[START Data extract]
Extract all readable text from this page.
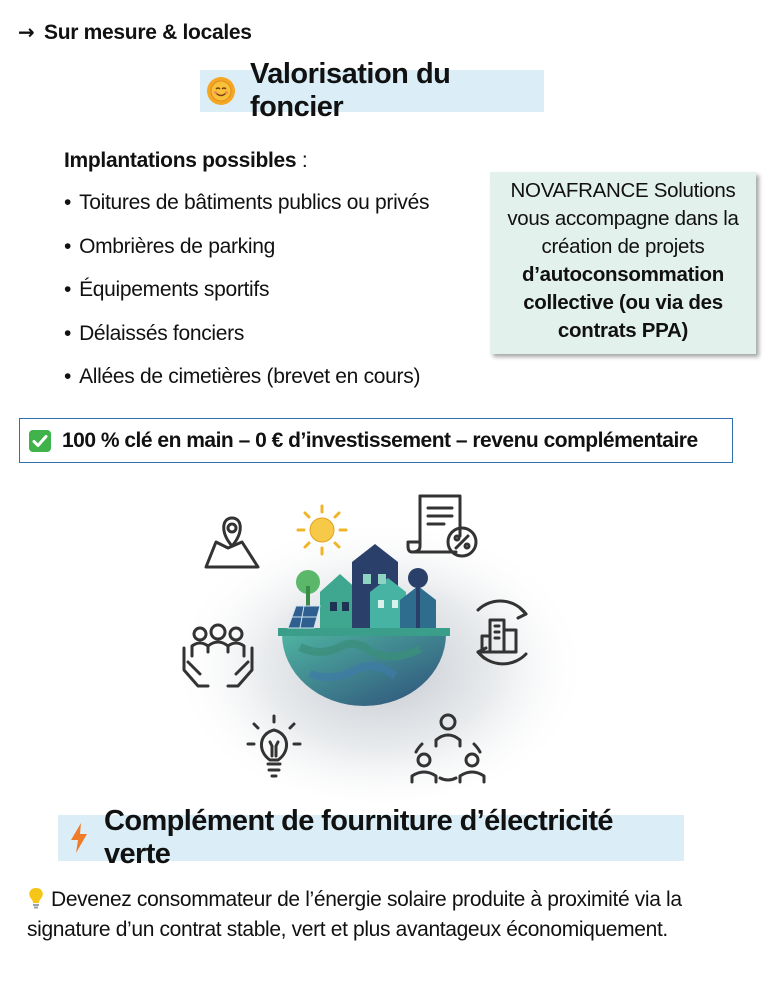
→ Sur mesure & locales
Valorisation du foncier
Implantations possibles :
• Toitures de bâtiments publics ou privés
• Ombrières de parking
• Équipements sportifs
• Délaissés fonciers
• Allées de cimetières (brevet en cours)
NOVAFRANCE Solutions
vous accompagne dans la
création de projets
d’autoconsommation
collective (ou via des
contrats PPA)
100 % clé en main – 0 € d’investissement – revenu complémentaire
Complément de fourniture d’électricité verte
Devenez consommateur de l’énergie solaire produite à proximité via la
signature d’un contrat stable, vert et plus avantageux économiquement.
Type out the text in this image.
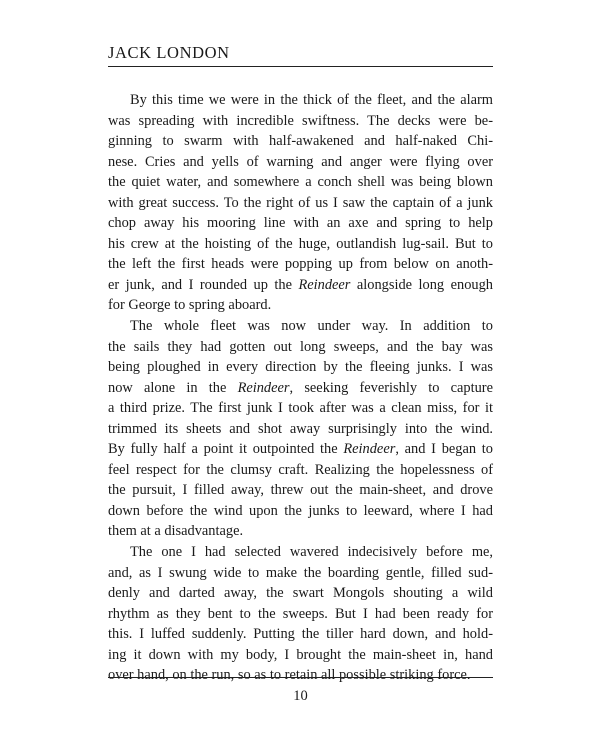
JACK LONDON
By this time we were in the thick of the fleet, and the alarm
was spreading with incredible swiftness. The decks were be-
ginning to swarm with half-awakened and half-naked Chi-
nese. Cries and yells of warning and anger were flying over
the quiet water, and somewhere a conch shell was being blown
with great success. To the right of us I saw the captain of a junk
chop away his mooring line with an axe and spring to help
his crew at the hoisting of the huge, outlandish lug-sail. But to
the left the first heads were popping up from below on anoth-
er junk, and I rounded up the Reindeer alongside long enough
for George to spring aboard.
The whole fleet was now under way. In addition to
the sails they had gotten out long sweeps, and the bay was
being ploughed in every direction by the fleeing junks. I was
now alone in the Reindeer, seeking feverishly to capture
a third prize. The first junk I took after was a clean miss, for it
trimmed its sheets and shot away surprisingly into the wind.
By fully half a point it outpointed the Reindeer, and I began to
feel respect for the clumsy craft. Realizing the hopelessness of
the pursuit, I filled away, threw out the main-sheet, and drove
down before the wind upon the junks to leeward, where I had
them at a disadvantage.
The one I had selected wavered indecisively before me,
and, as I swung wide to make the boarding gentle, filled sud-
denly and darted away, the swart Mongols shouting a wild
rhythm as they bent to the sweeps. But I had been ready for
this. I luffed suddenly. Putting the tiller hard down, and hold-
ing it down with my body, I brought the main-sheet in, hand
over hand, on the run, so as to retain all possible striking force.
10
[END Data extract]
## Problem details
Copy each line above that contains the string "long".

## Exercise response
er junk, and I rounded up the Reindeer alongside long enough
the sails they had gotten out long sweeps, and the bay was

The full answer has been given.